> **What this task involves**
Each line of the material must be repeated precisely, with the pictures left out.

-- begin Data extract --

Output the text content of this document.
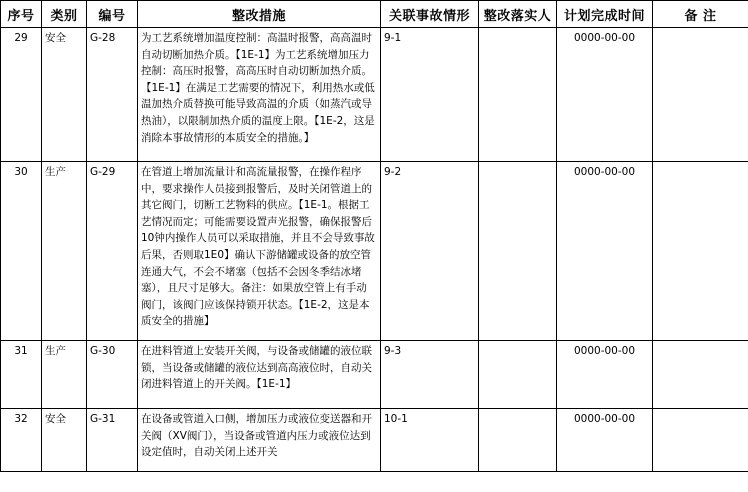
序号	类别	编号	整改措施	关联事故情形	整改落实人	计划完成时间	备 注
29	安全	G-28	为工艺系统增加温度控制：高温时报警，高高温时自动切断加热介质。【1E-1】为工艺系统增加压力控制：高压时报警，高高压时自动切断加热介质。【1E-1】在满足工艺需要的情况下，利用热水或低温加热介质替换可能导致高温的介质（如蒸汽或导热油），以限制加热介质的温度上限。【1E-2，这是消除本事故情形的本质安全的措施。】	9-1		0000-00-00	
30	生产	G-29	在管道上增加流量计和高流量报警，在操作程序中，要求操作人员接到报警后，及时关闭管道上的其它阀门，切断工艺物料的供应。【1E-1。根据工艺情况而定；可能需要设置声光报警，确保报警后10钟内操作人员可以采取措施，并且不会导致事故后果，否则取1E0】确认下游储罐或设备的放空管连通大气，不会不堵塞（包括不会因冬季结冰堵塞），且尺寸足够大。备注：如果放空管上有手动阀门，该阀门应该保持锁开状态。【1E-2，这是本质安全的措施】	9-2		0000-00-00	
31	生产	G-30	在进料管道上安装开关阀，与设备或储罐的液位联锁，当设备或储罐的液位达到高高液位时，自动关闭进料管道上的开关阀。【1E-1】	9-3		0000-00-00	
32	安全	G-31	在设备或管道入口侧，增加压力或液位变送器和开关阀（XV阀门），当设备或管道内压力或液位达到设定值时，自动关闭上述开关	10-1		0000-00-00	
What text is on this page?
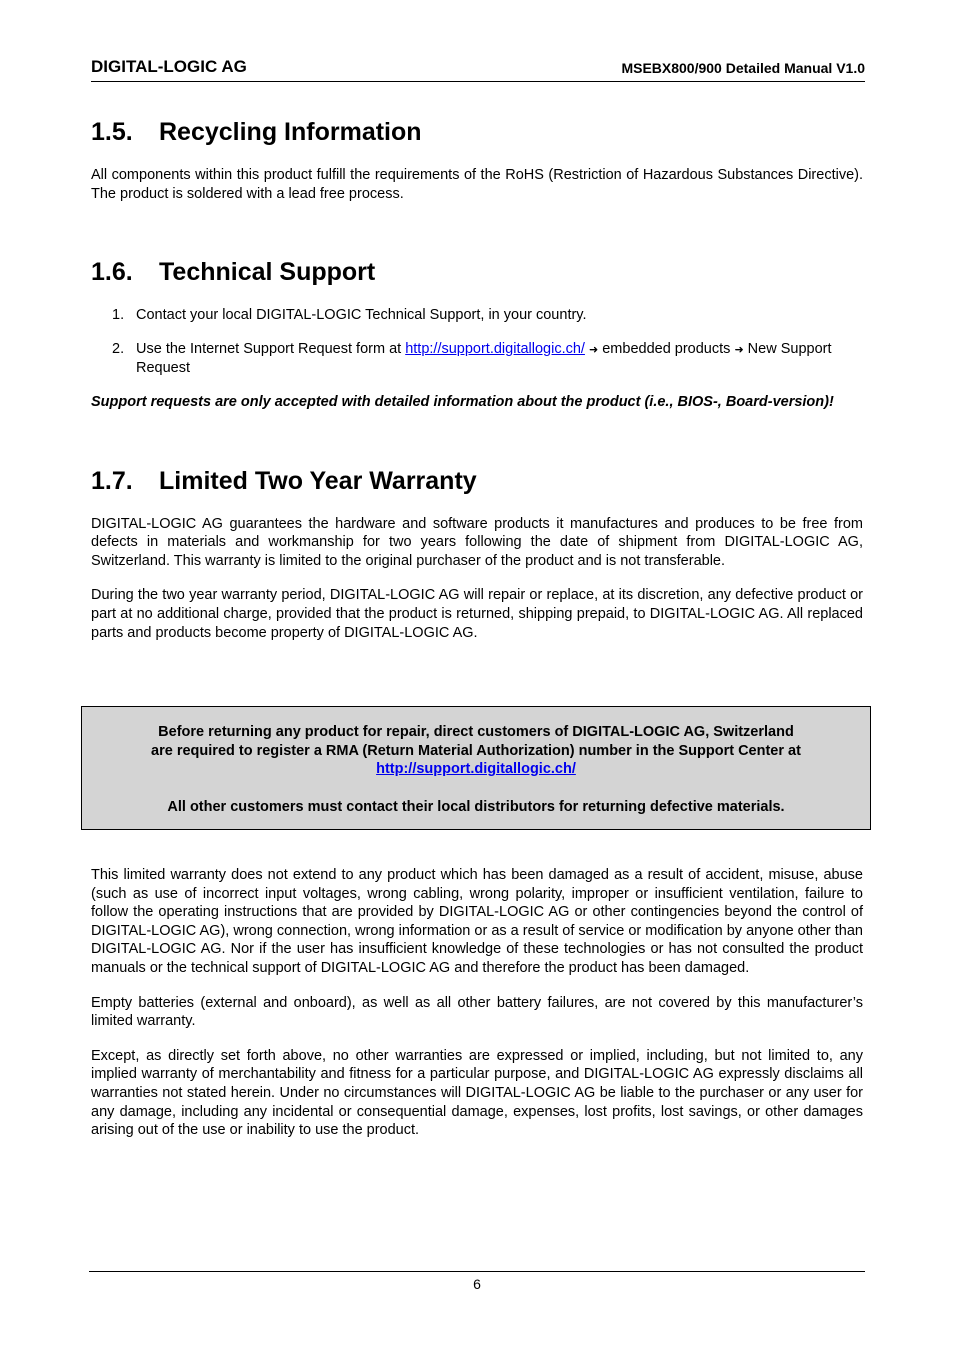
DIGITAL-LOGIC AG	MSEBX800/900 Detailed Manual V1.0
1.5. Recycling Information

All components within this product fulfill the requirements of the RoHS (Restriction of Hazardous Substances Directive). The product is soldered with a lead free process.

1.6. Technical Support
1. Contact your local DIGITAL-LOGIC Technical Support, in your country.
2. Use the Internet Support Request form at http://support.digitallogic.ch/ ➜ embedded products ➜ New Support Request

Support requests are only accepted with detailed information about the product (i.e., BIOS-, Board-version)!

1.7. Limited Two Year Warranty

DIGITAL-LOGIC AG guarantees the hardware and software products it manufactures and produces to be free from defects in materials and workmanship for two years following the date of shipment from DIGITAL-LOGIC AG, Switzerland. This warranty is limited to the original purchaser of the product and is not transferable.

During the two year warranty period, DIGITAL-LOGIC AG will repair or replace, at its discretion, any defective product or part at no additional charge, provided that the product is returned, shipping prepaid, to DIGITAL-LOGIC AG. All replaced parts and products become property of DIGITAL-LOGIC AG.

Before returning any product for repair, direct customers of DIGITAL-LOGIC AG, Switzerland
are required to register a RMA (Return Material Authorization) number in the Support Center at
http://support.digitallogic.ch/
All other customers must contact their local distributors for returning defective materials.

This limited warranty does not extend to any product which has been damaged as a result of accident, misuse, abuse (such as use of incorrect input voltages, wrong cabling, wrong polarity, improper or insufficient ventilation, failure to follow the operating instructions that are provided by DIGITAL-LOGIC AG or other contingencies beyond the control of DIGITAL-LOGIC AG), wrong connection, wrong information or as a result of service or modification by anyone other than DIGITAL-LOGIC AG. Nor if the user has insufficient knowledge of these technologies or has not consulted the product manuals or the technical support of DIGITAL-LOGIC AG and therefore the product has been damaged.

Empty batteries (external and onboard), as well as all other battery failures, are not covered by this manufacturer’s limited warranty.

Except, as directly set forth above, no other warranties are expressed or implied, including, but not limited to, any implied warranty of merchantability and fitness for a particular purpose, and DIGITAL-LOGIC AG expressly disclaims all warranties not stated herein. Under no circumstances will DIGITAL-LOGIC AG be liable to the purchaser or any user for any damage, including any incidental or consequential damage, expenses, lost profits, lost savings, or other damages arising out of the use or inability to use the product.

6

-- end Data extract --

> **Response to the exercise**
Output the text content of this document.
序号	类别	编号	整改措施	关联事故情形	整改落实人	计划完成时间	备 注
29	安全	G-28	为工艺系统增加温度控制：高温时报警，高高温时自动切断加热介质。【1E-1】为工艺系统增加压力控制：高压时报警，高高压时自动切断加热介质。【1E-1】在满足工艺需要的情况下，利用热水或低温加热介质替换可能导致高温的介质（如蒸汽或导热油），以限制加热介质的温度上限。【1E-2，这是消除本事故情形的本质安全的措施。】	9-1		0000-00-00	
30	生产	G-29	在管道上增加流量计和高流量报警，在操作程序中，要求操作人员接到报警后，及时关闭管道上的其它阀门，切断工艺物料的供应。【1E-1。根据工艺情况而定；可能需要设置声光报警，确保报警后10钟内操作人员可以采取措施，并且不会导致事故后果，否则取1E0】确认下游储罐或设备的放空管连通大气，不会不堵塞（包括不会因冬季结冰堵塞），且尺寸足够大。备注：如果放空管上有手动阀门，该阀门应该保持锁开状态。【1E-2，这是本质安全的措施】	9-2		0000-00-00	
31	生产	G-30	在进料管道上安装开关阀，与设备或储罐的液位联锁，当设备或储罐的液位达到高高液位时，自动关闭进料管道上的开关阀。【1E-1】	9-3		0000-00-00	
32	安全	G-31	在设备或管道入口侧，增加压力或液位变送器和开关阀（XV阀门），当设备或管道内压力或液位达到设定值时，自动关闭上述开关	10-1		0000-00-00	
What text is on this page?
DIGITAL-LOGIC AG	MSEBX800/900 Detailed Manual V1.0
1.5. Recycling Information

All components within this product fulfill the requirements of the RoHS (Restriction of Hazardous Substances Directive). The product is soldered with a lead free process.

1.6. Technical Support
1. Contact your local DIGITAL-LOGIC Technical Support, in your country.
2. Use the Internet Support Request form at http://support.digitallogic.ch/ ➜ embedded products ➜ New Support Request

Support requests are only accepted with detailed information about the product (i.e., BIOS-, Board-version)!

1.7. Limited Two Year Warranty

DIGITAL-LOGIC AG guarantees the hardware and software products it manufactures and produces to be free from defects in materials and workmanship for two years following the date of shipment from DIGITAL-LOGIC AG, Switzerland. This warranty is limited to the original purchaser of the product and is not transferable.

During the two year warranty period, DIGITAL-LOGIC AG will repair or replace, at its discretion, any defective product or part at no additional charge, provided that the product is returned, shipping prepaid, to DIGITAL-LOGIC AG. All replaced parts and products become property of DIGITAL-LOGIC AG.

Before returning any product for repair, direct customers of DIGITAL-LOGIC AG, Switzerland
are required to register a RMA (Return Material Authorization) number in the Support Center at
http://support.digitallogic.ch/
All other customers must contact their local distributors for returning defective materials.

This limited warranty does not extend to any product which has been damaged as a result of accident, misuse, abuse (such as use of incorrect input voltages, wrong cabling, wrong polarity, improper or insufficient ventilation, failure to follow the operating instructions that are provided by DIGITAL-LOGIC AG or other contingencies beyond the control of DIGITAL-LOGIC AG), wrong connection, wrong information or as a result of service or modification by anyone other than DIGITAL-LOGIC AG. Nor if the user has insufficient knowledge of these technologies or has not consulted the product manuals or the technical support of DIGITAL-LOGIC AG and therefore the product has been damaged.

Empty batteries (external and onboard), as well as all other battery failures, are not covered by this manufacturer’s limited warranty.

Except, as directly set forth above, no other warranties are expressed or implied, including, but not limited to, any implied warranty of merchantability and fitness for a particular purpose, and DIGITAL-LOGIC AG expressly disclaims all warranties not stated herein. Under no circumstances will DIGITAL-LOGIC AG be liable to the purchaser or any user for any damage, including any incidental or consequential damage, expenses, lost profits, lost savings, or other damages arising out of the use or inability to use the product.

6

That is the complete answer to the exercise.